>>>>>

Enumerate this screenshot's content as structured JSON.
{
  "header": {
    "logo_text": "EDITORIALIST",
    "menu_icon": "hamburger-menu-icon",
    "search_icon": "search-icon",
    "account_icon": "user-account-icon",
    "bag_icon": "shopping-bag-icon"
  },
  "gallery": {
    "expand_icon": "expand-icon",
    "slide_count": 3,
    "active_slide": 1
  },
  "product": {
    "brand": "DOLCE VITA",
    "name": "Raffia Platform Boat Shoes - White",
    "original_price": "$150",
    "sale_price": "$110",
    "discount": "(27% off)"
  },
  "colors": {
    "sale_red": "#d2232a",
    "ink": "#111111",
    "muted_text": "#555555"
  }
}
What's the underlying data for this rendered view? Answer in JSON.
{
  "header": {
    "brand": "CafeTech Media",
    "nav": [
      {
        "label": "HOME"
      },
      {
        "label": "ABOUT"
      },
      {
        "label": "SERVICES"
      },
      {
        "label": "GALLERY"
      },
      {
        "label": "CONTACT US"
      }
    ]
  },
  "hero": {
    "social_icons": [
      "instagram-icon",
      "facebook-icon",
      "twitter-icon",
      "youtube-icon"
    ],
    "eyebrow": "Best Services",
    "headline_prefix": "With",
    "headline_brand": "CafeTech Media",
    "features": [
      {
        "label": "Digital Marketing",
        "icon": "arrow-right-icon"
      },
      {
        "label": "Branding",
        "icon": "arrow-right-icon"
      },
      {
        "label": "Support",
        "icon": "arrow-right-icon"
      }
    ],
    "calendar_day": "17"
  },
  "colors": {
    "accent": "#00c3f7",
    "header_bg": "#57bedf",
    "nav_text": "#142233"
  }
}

<<<<<
>>>>>

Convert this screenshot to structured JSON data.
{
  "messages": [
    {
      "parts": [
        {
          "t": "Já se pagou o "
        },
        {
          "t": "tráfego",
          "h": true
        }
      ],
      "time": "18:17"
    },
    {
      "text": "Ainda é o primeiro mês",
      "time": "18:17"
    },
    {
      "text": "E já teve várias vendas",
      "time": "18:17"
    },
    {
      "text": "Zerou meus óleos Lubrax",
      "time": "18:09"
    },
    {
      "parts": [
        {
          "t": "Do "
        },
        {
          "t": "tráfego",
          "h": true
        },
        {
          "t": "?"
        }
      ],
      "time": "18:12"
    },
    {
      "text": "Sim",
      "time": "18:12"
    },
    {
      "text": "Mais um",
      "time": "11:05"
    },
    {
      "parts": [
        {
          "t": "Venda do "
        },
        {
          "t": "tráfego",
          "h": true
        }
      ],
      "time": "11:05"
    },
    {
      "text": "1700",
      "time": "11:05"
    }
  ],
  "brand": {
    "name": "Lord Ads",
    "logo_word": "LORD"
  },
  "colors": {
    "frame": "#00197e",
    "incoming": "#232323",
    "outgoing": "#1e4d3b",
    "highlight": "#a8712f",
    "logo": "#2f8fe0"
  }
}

<<<<<
>>>>>

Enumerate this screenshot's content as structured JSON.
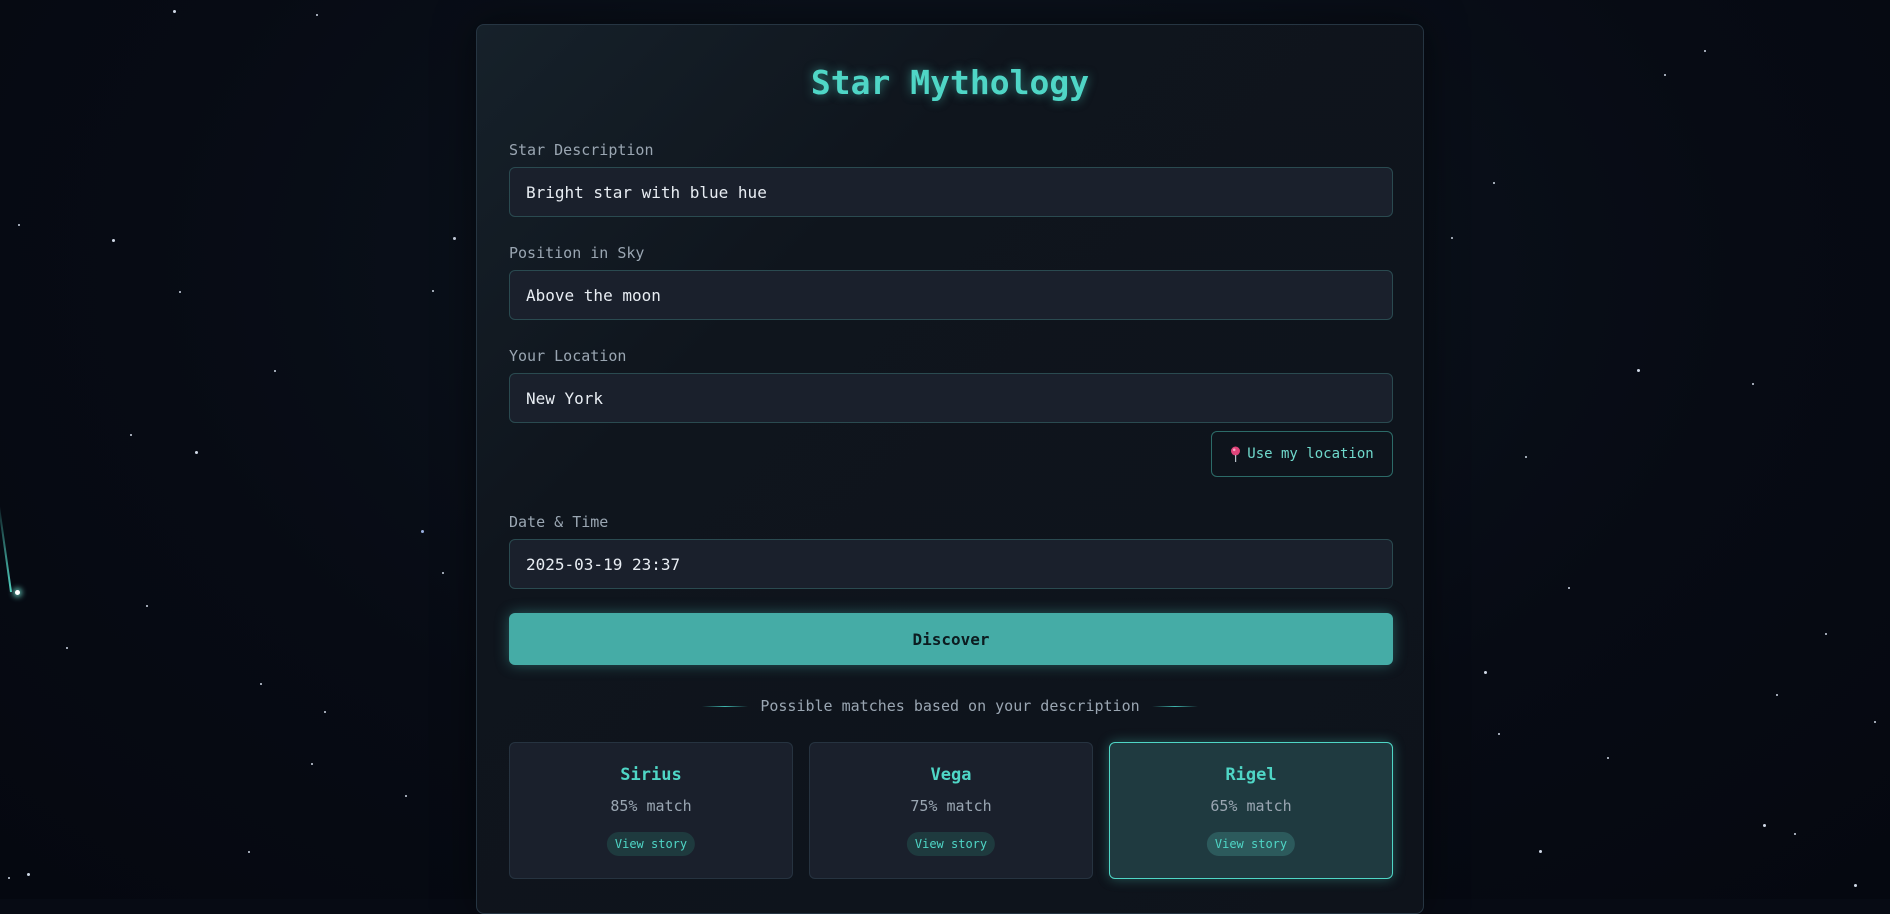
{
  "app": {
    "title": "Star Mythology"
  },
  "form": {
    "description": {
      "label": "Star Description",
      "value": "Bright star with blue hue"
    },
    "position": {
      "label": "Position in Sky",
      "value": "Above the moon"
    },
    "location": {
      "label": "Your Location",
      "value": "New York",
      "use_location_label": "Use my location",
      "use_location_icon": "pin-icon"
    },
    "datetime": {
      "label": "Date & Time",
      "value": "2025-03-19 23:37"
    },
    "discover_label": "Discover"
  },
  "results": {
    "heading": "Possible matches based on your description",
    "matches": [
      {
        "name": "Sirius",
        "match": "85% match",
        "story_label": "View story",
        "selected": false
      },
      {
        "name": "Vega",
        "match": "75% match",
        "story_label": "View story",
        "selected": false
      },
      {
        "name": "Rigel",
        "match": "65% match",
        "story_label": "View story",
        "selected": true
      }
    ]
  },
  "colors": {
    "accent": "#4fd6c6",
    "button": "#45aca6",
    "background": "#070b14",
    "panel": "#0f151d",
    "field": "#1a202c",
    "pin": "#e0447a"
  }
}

<<<<<

▸ WORK TO COMPLETE
Determine how many lines in the records contain "matches", and reply with the number only.

▸ SOLUTION BELOW
2